#### Task prompt:
Track down each line that has the word "Santo" and copy it.
— START —
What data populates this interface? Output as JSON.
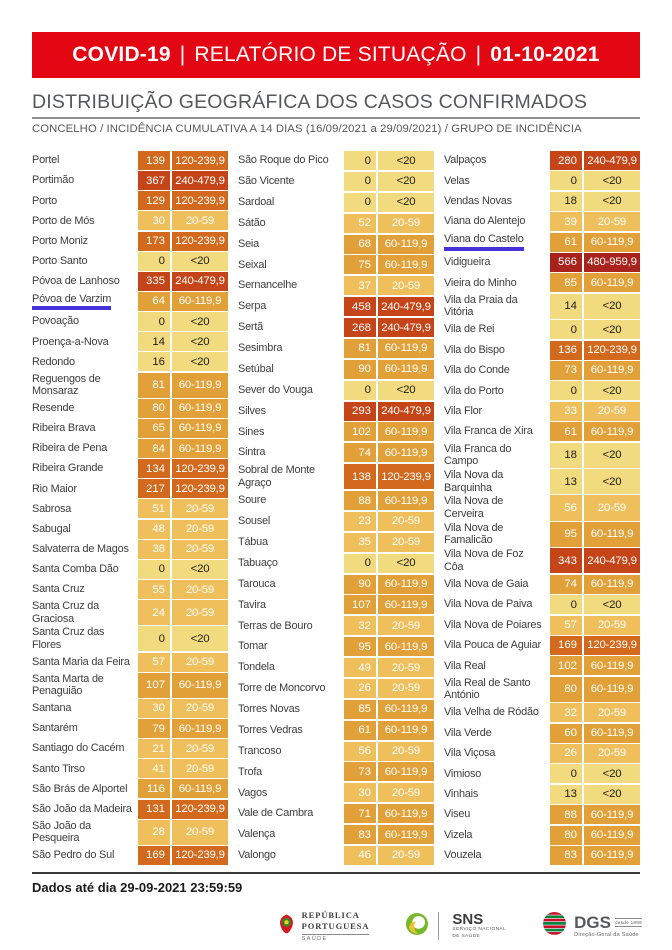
{
  "banner": {
    "background": "#E30613",
    "covid_label": "COVID-19",
    "separator": "|",
    "report_label": "RELATÓRIO DE SITUAÇÃO",
    "date": "01-10-2021"
  },
  "heading": {
    "title": "DISTRIBUIÇÃO GEOGRÁFICA DOS CASOS CONFIRMADOS",
    "subtitle": "CONCELHO / INCIDÊNCIA CUMULATIVA A 14 DIAS (16/09/2021 a 29/09/2021) / GRUPO DE INCIDÊNCIA"
  },
  "brand_colors": {
    "banner_red": "#E30613",
    "highlight_underline_blue": "#4632D8"
  },
  "incidence_groups": [
    {
      "label": "<20",
      "color": "#F2DA7E",
      "text_color": "#1d1d1b"
    },
    {
      "label": "20-59",
      "color": "#EFBF5C",
      "text_color": "#ffffff"
    },
    {
      "label": "60-119,9",
      "color": "#E1A138",
      "text_color": "#ffffff"
    },
    {
      "label": "120-239,9",
      "color": "#D2691C",
      "text_color": "#ffffff"
    },
    {
      "label": "240-479,9",
      "color": "#C54518",
      "text_color": "#ffffff"
    },
    {
      "label": "480-959,9",
      "color": "#A8231B",
      "text_color": "#ffffff"
    }
  ],
  "columns": [
    {
      "rows": [
        {
          "n": "Portel",
          "c": "139",
          "g": 3
        },
        {
          "n": "Portimão",
          "c": "367",
          "g": 4
        },
        {
          "n": "Porto",
          "c": "129",
          "g": 3
        },
        {
          "n": "Porto de Mós",
          "c": "30",
          "g": 1
        },
        {
          "n": "Porto Moniz",
          "c": "173",
          "g": 3
        },
        {
          "n": "Porto Santo",
          "c": "0",
          "g": 0
        },
        {
          "n": "Póvoa de Lanhoso",
          "c": "335",
          "g": 4
        },
        {
          "n": "Póvoa de Varzim",
          "c": "64",
          "g": 2,
          "u": true
        },
        {
          "n": "Povoação",
          "c": "0",
          "g": 0
        },
        {
          "n": "Proença-a-Nova",
          "c": "14",
          "g": 0
        },
        {
          "n": "Redondo",
          "c": "16",
          "g": 0
        },
        {
          "n": "Reguengos de Monsaraz",
          "c": "81",
          "g": 2
        },
        {
          "n": "Resende",
          "c": "80",
          "g": 2
        },
        {
          "n": "Ribeira Brava",
          "c": "65",
          "g": 2
        },
        {
          "n": "Ribeira de Pena",
          "c": "84",
          "g": 2
        },
        {
          "n": "Ribeira Grande",
          "c": "134",
          "g": 3
        },
        {
          "n": "Rio Maior",
          "c": "217",
          "g": 3
        },
        {
          "n": "Sabrosa",
          "c": "51",
          "g": 1
        },
        {
          "n": "Sabugal",
          "c": "48",
          "g": 1
        },
        {
          "n": "Salvaterra de Magos",
          "c": "38",
          "g": 1
        },
        {
          "n": "Santa Comba Dão",
          "c": "0",
          "g": 0
        },
        {
          "n": "Santa Cruz",
          "c": "55",
          "g": 1
        },
        {
          "n": "Santa Cruz da Graciosa",
          "c": "24",
          "g": 1
        },
        {
          "n": "Santa Cruz das Flores",
          "c": "0",
          "g": 0
        },
        {
          "n": "Santa Maria da Feira",
          "c": "57",
          "g": 1
        },
        {
          "n": "Santa Marta de Penaguião",
          "c": "107",
          "g": 2
        },
        {
          "n": "Santana",
          "c": "30",
          "g": 1
        },
        {
          "n": "Santarém",
          "c": "79",
          "g": 2
        },
        {
          "n": "Santiago do Cacém",
          "c": "21",
          "g": 1
        },
        {
          "n": "Santo Tirso",
          "c": "41",
          "g": 1
        },
        {
          "n": "São Brás de Alportel",
          "c": "116",
          "g": 2
        },
        {
          "n": "São João da Madeira",
          "c": "131",
          "g": 3
        },
        {
          "n": "São João da Pesqueira",
          "c": "28",
          "g": 1
        },
        {
          "n": "São Pedro do Sul",
          "c": "169",
          "g": 3
        }
      ]
    },
    {
      "rows": [
        {
          "n": "São Roque do Pico",
          "c": "0",
          "g": 0
        },
        {
          "n": "São Vicente",
          "c": "0",
          "g": 0
        },
        {
          "n": "Sardoal",
          "c": "0",
          "g": 0
        },
        {
          "n": "Sátão",
          "c": "52",
          "g": 1
        },
        {
          "n": "Seia",
          "c": "68",
          "g": 2
        },
        {
          "n": "Seixal",
          "c": "75",
          "g": 2
        },
        {
          "n": "Sernancelhe",
          "c": "37",
          "g": 1
        },
        {
          "n": "Serpa",
          "c": "458",
          "g": 4
        },
        {
          "n": "Sertã",
          "c": "268",
          "g": 4
        },
        {
          "n": "Sesimbra",
          "c": "81",
          "g": 2
        },
        {
          "n": "Setúbal",
          "c": "90",
          "g": 2
        },
        {
          "n": "Sever do Vouga",
          "c": "0",
          "g": 0
        },
        {
          "n": "Silves",
          "c": "293",
          "g": 4
        },
        {
          "n": "Sines",
          "c": "102",
          "g": 2
        },
        {
          "n": "Sintra",
          "c": "74",
          "g": 2
        },
        {
          "n": "Sobral de Monte Agraço",
          "c": "138",
          "g": 3
        },
        {
          "n": "Soure",
          "c": "88",
          "g": 2
        },
        {
          "n": "Sousel",
          "c": "23",
          "g": 1
        },
        {
          "n": "Tábua",
          "c": "35",
          "g": 1
        },
        {
          "n": "Tabuaço",
          "c": "0",
          "g": 0
        },
        {
          "n": "Tarouca",
          "c": "90",
          "g": 2
        },
        {
          "n": "Tavira",
          "c": "107",
          "g": 2
        },
        {
          "n": "Terras de Bouro",
          "c": "32",
          "g": 1
        },
        {
          "n": "Tomar",
          "c": "95",
          "g": 2
        },
        {
          "n": "Tondela",
          "c": "49",
          "g": 1
        },
        {
          "n": "Torre de Moncorvo",
          "c": "26",
          "g": 1
        },
        {
          "n": "Torres Novas",
          "c": "85",
          "g": 2
        },
        {
          "n": "Torres Vedras",
          "c": "61",
          "g": 2
        },
        {
          "n": "Trancoso",
          "c": "56",
          "g": 1
        },
        {
          "n": "Trofa",
          "c": "73",
          "g": 2
        },
        {
          "n": "Vagos",
          "c": "30",
          "g": 1
        },
        {
          "n": "Vale de Cambra",
          "c": "71",
          "g": 2
        },
        {
          "n": "Valença",
          "c": "83",
          "g": 2
        },
        {
          "n": "Valongo",
          "c": "46",
          "g": 1
        }
      ]
    },
    {
      "rows": [
        {
          "n": "Valpaços",
          "c": "280",
          "g": 4
        },
        {
          "n": "Velas",
          "c": "0",
          "g": 0
        },
        {
          "n": "Vendas Novas",
          "c": "18",
          "g": 0
        },
        {
          "n": "Viana do Alentejo",
          "c": "39",
          "g": 1
        },
        {
          "n": "Viana do Castelo",
          "c": "61",
          "g": 2,
          "u": true
        },
        {
          "n": "Vidigueira",
          "c": "566",
          "g": 5
        },
        {
          "n": "Vieira do Minho",
          "c": "85",
          "g": 2
        },
        {
          "n": "Vila da Praia da Vitória",
          "c": "14",
          "g": 0
        },
        {
          "n": "Vila de Rei",
          "c": "0",
          "g": 0
        },
        {
          "n": "Vila do Bispo",
          "c": "136",
          "g": 3
        },
        {
          "n": "Vila do Conde",
          "c": "73",
          "g": 2
        },
        {
          "n": "Vila do Porto",
          "c": "0",
          "g": 0
        },
        {
          "n": "Vila Flor",
          "c": "33",
          "g": 1
        },
        {
          "n": "Vila Franca de Xira",
          "c": "61",
          "g": 2
        },
        {
          "n": "Vila Franca do Campo",
          "c": "18",
          "g": 0
        },
        {
          "n": "Vila Nova da Barquinha",
          "c": "13",
          "g": 0
        },
        {
          "n": "Vila Nova de Cerveira",
          "c": "56",
          "g": 1
        },
        {
          "n": "Vila Nova de Famalicão",
          "c": "95",
          "g": 2
        },
        {
          "n": "Vila Nova de Foz Côa",
          "c": "343",
          "g": 4
        },
        {
          "n": "Vila Nova de Gaia",
          "c": "74",
          "g": 2
        },
        {
          "n": "Vila Nova de Paiva",
          "c": "0",
          "g": 0
        },
        {
          "n": "Vila Nova de Poiares",
          "c": "57",
          "g": 1
        },
        {
          "n": "Vila Pouca de Aguiar",
          "c": "169",
          "g": 3
        },
        {
          "n": "Vila Real",
          "c": "102",
          "g": 2
        },
        {
          "n": "Vila Real de Santo António",
          "c": "80",
          "g": 2
        },
        {
          "n": "Vila Velha de Ródão",
          "c": "32",
          "g": 1
        },
        {
          "n": "Vila Verde",
          "c": "60",
          "g": 2
        },
        {
          "n": "Vila Viçosa",
          "c": "26",
          "g": 1
        },
        {
          "n": "Vimioso",
          "c": "0",
          "g": 0
        },
        {
          "n": "Vinhais",
          "c": "13",
          "g": 0
        },
        {
          "n": "Viseu",
          "c": "88",
          "g": 2
        },
        {
          "n": "Vizela",
          "c": "80",
          "g": 2
        },
        {
          "n": "Vouzela",
          "c": "83",
          "g": 2
        }
      ]
    }
  ],
  "footer": {
    "data_note": "Dados até dia 29-09-2021 23:59:59",
    "logos": {
      "republica": {
        "line1": "REPÚBLICA",
        "line2": "PORTUGUESA",
        "sub": "SAÚDE"
      },
      "sns": {
        "abbr": "SNS",
        "sub1": "SERVIÇO NACIONAL",
        "sub2": "DE SAÚDE"
      },
      "dgs": {
        "abbr": "DGS",
        "since": "desde 1899",
        "sub": "Direção-Geral da Saúde"
      }
    }
  }
}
— END —
#### Result of this exercise:
          "n": "Porto Santo",
          "n": "Santo Tirso",
          "n": "Vila Real de Santo António",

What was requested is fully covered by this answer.